Isolate every line in the records below with "сбор" in it.
** START Data records **
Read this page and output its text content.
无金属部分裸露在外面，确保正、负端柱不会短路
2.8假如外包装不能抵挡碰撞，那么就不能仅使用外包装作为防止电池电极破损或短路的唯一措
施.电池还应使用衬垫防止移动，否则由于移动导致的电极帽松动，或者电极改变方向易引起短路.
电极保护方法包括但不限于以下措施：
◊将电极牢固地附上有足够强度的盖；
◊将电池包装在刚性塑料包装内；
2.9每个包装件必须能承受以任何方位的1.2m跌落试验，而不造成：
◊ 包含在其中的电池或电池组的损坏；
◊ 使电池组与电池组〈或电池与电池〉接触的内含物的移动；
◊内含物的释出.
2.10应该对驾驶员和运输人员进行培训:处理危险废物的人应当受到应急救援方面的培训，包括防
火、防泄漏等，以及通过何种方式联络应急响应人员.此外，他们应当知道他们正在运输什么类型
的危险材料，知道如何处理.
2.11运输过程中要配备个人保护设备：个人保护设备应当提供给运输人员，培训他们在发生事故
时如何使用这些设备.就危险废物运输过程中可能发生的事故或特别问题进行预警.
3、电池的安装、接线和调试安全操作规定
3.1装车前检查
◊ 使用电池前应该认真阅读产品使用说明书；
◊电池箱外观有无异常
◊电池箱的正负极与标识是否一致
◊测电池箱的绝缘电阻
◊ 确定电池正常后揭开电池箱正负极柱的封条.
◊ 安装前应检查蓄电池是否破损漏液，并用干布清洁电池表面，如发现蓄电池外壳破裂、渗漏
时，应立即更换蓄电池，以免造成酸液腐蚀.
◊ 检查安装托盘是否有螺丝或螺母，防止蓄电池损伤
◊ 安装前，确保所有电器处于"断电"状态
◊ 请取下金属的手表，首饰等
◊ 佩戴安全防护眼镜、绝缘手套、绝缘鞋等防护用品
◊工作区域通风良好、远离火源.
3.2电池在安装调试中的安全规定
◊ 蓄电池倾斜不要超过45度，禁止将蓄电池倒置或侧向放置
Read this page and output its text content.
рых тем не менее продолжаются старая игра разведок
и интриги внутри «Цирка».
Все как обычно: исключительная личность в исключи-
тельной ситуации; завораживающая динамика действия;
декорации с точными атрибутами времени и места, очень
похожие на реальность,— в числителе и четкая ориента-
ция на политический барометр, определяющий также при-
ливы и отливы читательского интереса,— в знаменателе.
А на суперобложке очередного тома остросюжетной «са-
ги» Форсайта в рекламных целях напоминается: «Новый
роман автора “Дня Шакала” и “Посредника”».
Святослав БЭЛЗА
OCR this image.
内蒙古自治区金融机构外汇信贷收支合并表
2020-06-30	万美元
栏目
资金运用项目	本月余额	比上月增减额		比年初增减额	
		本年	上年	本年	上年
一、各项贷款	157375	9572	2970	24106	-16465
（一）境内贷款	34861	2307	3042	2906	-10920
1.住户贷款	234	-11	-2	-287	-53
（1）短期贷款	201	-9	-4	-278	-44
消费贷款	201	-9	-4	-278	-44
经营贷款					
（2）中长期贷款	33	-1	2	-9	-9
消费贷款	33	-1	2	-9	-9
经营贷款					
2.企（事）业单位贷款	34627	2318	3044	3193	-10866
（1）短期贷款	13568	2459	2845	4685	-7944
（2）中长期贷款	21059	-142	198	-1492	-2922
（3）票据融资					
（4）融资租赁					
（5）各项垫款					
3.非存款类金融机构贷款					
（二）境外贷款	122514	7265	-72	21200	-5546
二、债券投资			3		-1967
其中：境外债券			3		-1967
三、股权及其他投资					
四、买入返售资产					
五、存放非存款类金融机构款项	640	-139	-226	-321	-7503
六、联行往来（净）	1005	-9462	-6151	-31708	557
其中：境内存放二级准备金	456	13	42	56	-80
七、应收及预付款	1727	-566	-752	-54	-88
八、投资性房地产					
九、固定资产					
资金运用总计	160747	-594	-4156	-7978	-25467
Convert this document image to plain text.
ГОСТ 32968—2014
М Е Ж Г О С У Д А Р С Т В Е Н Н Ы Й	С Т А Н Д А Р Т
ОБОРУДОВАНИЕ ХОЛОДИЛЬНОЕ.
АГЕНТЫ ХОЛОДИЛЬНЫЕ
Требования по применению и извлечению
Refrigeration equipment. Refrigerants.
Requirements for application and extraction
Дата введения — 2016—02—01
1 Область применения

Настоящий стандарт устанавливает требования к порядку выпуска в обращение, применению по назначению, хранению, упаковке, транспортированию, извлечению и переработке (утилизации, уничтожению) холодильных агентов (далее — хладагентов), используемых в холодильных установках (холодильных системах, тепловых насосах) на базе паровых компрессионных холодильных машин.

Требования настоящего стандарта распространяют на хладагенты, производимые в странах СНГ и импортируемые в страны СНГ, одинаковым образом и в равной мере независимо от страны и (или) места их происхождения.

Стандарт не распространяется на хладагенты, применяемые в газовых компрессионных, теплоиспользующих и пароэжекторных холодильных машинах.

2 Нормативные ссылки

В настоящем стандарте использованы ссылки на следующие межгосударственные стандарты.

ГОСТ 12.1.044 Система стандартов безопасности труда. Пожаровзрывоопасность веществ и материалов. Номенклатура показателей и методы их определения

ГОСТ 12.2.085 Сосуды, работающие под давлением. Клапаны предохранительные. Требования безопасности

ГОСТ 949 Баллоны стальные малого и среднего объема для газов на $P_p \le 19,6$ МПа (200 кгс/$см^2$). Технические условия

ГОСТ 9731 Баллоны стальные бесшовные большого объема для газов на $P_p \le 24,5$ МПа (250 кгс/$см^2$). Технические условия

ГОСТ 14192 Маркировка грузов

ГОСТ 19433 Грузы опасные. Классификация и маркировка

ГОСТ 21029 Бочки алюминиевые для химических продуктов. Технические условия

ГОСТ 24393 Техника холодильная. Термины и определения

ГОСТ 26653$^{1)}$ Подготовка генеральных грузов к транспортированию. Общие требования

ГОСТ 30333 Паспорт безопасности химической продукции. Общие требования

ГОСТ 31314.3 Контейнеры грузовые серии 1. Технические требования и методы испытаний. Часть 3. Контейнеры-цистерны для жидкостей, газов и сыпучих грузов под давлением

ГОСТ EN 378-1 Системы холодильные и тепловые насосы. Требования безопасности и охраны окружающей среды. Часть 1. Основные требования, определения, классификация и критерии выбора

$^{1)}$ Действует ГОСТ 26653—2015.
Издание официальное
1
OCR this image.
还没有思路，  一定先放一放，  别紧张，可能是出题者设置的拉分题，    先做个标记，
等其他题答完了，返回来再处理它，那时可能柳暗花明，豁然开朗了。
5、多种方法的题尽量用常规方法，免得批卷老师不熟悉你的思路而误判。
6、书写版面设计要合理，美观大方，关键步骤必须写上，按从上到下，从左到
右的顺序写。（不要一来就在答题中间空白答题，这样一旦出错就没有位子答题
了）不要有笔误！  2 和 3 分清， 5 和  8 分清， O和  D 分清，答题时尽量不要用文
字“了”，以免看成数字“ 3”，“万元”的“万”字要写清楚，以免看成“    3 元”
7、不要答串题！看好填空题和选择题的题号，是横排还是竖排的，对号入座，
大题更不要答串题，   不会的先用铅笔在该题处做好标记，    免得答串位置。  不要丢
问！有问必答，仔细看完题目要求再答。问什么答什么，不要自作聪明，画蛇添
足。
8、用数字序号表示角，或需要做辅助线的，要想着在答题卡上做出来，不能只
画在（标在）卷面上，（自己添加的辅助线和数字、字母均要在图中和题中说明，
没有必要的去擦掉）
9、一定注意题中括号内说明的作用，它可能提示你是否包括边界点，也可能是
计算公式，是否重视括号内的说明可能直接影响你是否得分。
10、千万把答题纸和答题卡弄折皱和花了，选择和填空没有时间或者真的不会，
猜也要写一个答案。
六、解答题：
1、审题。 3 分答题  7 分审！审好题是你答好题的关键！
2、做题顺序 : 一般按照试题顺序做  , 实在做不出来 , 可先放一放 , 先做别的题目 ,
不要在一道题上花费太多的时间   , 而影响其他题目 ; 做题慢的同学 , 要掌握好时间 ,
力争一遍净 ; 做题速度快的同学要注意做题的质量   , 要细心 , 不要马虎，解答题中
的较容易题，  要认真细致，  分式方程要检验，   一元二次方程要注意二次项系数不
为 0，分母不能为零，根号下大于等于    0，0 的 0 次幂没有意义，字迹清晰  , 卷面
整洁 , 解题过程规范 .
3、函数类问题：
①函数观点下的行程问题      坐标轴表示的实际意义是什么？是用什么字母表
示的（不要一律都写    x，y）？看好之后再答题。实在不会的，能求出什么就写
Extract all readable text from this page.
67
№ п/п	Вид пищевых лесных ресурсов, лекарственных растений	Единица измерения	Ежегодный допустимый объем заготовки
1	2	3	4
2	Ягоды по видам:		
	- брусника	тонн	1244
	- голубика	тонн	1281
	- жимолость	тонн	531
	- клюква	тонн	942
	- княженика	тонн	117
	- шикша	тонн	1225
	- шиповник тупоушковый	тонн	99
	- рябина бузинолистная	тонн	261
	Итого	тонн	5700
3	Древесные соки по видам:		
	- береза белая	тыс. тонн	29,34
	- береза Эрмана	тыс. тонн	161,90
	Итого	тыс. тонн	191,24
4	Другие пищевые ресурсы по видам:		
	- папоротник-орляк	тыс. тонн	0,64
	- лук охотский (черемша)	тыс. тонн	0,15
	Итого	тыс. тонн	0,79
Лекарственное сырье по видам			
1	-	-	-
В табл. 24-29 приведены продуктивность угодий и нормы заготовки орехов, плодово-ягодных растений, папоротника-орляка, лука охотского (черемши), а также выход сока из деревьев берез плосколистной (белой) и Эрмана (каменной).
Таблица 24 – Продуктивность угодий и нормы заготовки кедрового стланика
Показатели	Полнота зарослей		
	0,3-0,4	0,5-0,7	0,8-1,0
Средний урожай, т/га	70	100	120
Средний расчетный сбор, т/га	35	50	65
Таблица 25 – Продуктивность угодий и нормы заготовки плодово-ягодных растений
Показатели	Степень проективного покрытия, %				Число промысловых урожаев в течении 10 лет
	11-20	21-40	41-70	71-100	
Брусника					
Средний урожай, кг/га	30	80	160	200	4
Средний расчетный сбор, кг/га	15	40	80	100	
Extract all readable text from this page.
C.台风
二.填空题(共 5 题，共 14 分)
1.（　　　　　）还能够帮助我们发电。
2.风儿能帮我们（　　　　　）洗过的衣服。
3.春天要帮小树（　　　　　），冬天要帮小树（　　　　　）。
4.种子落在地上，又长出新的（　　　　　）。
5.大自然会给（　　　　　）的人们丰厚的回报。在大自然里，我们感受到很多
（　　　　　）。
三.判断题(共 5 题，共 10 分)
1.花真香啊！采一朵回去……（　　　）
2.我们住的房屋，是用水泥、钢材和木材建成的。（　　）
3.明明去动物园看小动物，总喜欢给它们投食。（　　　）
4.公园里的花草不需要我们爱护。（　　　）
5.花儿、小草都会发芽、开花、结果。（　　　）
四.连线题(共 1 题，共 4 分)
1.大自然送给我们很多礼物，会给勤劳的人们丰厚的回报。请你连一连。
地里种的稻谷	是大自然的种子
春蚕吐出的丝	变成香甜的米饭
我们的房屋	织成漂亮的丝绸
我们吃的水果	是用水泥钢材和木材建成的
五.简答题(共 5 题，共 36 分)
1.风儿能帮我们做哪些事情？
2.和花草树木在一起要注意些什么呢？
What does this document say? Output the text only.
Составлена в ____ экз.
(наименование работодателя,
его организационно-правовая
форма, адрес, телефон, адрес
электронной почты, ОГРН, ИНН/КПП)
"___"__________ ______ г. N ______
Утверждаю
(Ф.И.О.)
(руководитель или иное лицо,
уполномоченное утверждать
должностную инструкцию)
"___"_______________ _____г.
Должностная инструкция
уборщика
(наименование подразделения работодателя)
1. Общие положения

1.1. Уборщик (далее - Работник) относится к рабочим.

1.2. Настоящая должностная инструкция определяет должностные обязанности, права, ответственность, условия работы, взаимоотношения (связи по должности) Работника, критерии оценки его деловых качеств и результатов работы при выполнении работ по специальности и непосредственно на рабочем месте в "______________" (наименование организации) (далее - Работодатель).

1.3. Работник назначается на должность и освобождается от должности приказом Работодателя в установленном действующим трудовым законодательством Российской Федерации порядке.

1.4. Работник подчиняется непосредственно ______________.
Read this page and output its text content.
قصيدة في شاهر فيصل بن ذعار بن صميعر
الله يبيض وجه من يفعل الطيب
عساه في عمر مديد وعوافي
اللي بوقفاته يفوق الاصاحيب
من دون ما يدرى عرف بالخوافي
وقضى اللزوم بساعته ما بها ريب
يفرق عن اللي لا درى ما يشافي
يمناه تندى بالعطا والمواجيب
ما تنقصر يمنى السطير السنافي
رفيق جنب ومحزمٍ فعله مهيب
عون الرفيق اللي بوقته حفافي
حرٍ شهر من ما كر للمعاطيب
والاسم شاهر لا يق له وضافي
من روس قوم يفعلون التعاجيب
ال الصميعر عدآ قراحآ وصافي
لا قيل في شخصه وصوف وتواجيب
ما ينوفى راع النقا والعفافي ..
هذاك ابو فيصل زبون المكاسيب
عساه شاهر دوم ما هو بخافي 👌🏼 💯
** END Data records **
Reply to the exercise
Средний расчетный сбор, т/га	35	50	65
Средний расчетный сбор, кг/га	15	40	80	100	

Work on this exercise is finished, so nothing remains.